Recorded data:
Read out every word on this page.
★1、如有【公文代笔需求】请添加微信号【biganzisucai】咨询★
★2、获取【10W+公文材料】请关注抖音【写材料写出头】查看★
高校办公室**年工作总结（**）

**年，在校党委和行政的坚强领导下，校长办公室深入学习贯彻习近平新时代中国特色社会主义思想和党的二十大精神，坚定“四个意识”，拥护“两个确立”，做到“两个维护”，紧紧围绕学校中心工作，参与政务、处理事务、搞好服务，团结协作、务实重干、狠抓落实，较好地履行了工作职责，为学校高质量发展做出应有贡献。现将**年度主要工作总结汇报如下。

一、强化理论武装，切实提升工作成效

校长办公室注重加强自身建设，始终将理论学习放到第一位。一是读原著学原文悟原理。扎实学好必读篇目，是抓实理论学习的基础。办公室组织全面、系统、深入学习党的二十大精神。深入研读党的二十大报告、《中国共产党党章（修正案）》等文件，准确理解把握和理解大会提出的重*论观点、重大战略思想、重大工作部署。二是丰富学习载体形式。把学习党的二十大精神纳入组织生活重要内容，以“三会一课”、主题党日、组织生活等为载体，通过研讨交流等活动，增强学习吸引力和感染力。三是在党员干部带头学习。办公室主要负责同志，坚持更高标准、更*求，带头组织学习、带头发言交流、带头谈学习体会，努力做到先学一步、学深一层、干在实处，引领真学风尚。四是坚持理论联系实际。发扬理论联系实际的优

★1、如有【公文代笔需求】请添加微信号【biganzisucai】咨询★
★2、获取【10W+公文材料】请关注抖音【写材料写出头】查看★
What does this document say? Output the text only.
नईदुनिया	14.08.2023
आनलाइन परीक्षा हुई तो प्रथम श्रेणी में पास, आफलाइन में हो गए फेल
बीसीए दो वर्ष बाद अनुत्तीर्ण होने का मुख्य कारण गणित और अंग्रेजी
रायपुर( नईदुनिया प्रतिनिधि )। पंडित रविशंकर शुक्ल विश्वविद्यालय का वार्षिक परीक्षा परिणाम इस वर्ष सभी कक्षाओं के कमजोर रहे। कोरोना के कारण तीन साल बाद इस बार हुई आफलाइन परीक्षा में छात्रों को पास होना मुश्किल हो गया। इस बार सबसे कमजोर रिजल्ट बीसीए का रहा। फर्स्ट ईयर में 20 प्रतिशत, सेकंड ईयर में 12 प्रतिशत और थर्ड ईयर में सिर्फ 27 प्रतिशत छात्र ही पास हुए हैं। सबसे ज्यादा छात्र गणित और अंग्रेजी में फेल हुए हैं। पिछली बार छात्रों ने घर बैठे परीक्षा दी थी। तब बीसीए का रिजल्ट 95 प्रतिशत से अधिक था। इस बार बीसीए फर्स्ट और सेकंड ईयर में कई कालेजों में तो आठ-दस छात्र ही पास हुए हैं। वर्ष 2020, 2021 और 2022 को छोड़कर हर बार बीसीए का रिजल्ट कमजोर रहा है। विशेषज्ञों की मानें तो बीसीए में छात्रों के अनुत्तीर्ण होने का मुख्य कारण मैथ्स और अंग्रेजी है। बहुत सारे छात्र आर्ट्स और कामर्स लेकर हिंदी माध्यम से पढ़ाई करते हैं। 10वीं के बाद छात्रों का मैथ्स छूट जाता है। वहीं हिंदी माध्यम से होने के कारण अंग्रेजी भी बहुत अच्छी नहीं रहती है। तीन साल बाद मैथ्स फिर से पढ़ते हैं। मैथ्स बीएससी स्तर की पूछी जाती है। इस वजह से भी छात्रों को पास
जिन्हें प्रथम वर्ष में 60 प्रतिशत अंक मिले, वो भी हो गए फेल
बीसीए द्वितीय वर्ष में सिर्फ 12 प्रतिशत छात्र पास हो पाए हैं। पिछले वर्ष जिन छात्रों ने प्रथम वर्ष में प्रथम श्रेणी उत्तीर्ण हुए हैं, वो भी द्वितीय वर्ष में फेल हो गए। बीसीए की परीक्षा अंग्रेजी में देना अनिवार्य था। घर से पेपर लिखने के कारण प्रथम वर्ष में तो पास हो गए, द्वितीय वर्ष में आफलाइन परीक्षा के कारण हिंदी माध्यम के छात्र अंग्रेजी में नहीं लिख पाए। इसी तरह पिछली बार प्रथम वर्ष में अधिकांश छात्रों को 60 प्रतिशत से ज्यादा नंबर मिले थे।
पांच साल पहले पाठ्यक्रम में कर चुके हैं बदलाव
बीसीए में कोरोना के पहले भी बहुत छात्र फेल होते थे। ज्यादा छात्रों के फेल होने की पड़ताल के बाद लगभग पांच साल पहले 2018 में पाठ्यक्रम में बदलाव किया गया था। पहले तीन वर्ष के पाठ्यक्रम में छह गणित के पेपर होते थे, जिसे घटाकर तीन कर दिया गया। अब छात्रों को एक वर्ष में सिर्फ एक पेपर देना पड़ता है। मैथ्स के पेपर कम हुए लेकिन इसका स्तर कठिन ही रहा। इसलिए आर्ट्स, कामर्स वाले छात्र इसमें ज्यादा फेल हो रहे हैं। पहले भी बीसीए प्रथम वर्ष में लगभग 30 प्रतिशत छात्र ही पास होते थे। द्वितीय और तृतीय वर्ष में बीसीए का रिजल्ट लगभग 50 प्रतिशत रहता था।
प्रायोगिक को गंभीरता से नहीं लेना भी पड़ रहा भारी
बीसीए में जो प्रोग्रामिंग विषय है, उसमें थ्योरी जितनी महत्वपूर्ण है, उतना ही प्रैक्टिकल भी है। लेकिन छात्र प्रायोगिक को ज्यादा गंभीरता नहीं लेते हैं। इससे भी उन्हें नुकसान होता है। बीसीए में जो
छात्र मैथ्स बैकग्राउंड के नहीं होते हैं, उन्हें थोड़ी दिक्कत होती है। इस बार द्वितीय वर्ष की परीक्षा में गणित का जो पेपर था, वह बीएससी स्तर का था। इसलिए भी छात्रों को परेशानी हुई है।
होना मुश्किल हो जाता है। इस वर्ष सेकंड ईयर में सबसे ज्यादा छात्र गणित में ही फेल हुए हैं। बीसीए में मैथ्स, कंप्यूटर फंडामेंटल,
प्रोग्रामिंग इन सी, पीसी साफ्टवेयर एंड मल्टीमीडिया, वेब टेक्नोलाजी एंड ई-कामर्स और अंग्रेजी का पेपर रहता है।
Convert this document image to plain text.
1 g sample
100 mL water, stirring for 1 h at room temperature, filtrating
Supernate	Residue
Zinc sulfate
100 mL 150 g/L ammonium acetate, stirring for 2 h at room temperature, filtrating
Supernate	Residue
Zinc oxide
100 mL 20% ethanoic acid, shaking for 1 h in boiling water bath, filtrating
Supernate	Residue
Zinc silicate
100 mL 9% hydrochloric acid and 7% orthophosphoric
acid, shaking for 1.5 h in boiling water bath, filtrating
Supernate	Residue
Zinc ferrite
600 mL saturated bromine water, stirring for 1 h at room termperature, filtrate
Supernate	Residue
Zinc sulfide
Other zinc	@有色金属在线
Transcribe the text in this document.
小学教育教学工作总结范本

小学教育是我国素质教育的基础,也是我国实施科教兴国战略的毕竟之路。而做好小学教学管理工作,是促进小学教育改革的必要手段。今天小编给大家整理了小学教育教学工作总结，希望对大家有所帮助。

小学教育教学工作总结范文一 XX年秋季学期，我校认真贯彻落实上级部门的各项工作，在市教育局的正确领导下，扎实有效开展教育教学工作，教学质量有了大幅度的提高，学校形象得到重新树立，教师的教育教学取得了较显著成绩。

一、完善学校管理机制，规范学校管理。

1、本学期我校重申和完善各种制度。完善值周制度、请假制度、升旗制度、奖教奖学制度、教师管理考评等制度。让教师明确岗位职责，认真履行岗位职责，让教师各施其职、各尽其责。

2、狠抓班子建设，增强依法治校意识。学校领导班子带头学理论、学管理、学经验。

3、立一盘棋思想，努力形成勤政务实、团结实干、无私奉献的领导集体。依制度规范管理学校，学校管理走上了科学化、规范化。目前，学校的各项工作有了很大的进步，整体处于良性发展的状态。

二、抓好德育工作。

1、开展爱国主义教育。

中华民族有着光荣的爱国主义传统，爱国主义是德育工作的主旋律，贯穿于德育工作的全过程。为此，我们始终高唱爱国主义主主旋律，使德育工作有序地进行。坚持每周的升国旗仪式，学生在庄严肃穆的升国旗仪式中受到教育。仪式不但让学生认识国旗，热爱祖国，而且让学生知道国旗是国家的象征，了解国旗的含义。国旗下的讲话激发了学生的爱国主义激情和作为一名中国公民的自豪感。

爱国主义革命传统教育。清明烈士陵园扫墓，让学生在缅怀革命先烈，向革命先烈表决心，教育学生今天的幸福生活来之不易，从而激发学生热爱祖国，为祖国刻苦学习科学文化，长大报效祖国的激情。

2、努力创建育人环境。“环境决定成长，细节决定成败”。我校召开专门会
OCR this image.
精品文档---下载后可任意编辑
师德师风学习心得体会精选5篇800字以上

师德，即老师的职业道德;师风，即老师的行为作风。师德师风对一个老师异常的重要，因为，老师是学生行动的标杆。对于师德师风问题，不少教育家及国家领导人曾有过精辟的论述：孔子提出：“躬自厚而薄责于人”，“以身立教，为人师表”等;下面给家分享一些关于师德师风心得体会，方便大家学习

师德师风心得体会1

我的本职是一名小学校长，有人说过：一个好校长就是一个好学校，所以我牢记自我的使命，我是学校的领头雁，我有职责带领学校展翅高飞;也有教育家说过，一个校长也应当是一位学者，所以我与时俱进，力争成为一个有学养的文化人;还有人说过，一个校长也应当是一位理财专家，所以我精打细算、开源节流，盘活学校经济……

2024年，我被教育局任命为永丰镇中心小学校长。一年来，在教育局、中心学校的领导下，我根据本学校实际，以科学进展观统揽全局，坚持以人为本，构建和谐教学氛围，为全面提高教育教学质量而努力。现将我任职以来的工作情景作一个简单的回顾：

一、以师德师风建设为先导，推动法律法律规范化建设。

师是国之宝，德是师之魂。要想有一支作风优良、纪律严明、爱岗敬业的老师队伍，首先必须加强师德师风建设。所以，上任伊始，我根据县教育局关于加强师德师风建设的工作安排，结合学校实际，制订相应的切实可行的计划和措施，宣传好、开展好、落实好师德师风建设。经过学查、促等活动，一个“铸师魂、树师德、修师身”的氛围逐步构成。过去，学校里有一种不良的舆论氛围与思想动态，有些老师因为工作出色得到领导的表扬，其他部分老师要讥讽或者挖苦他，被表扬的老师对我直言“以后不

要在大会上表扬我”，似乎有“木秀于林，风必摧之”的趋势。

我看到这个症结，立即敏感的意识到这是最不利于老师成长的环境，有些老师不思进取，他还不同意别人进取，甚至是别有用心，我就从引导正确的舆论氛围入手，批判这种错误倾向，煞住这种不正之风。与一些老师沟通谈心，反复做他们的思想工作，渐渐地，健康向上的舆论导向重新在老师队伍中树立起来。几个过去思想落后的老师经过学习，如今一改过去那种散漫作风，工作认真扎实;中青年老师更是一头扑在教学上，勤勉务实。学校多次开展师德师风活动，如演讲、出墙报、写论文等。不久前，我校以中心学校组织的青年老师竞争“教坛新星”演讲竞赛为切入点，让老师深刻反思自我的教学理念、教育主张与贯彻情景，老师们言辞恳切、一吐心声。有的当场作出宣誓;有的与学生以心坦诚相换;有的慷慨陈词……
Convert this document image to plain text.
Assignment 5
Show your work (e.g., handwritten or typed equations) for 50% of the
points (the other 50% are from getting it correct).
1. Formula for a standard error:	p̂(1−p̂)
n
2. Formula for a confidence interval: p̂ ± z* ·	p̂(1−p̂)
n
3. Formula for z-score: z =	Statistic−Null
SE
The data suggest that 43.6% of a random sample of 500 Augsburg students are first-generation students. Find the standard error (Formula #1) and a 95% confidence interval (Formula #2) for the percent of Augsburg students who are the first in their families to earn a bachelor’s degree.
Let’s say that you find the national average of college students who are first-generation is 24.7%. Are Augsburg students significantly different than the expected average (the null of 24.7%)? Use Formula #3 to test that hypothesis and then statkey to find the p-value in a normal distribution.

**Requirements:** Select all lines in the listing above where the word "text" appears, and show them.

**Reply:**
What does this document say? Output the text only.
Convert this document image to plain text.
Transcribe the text in this document.
Convert this document image to plain text.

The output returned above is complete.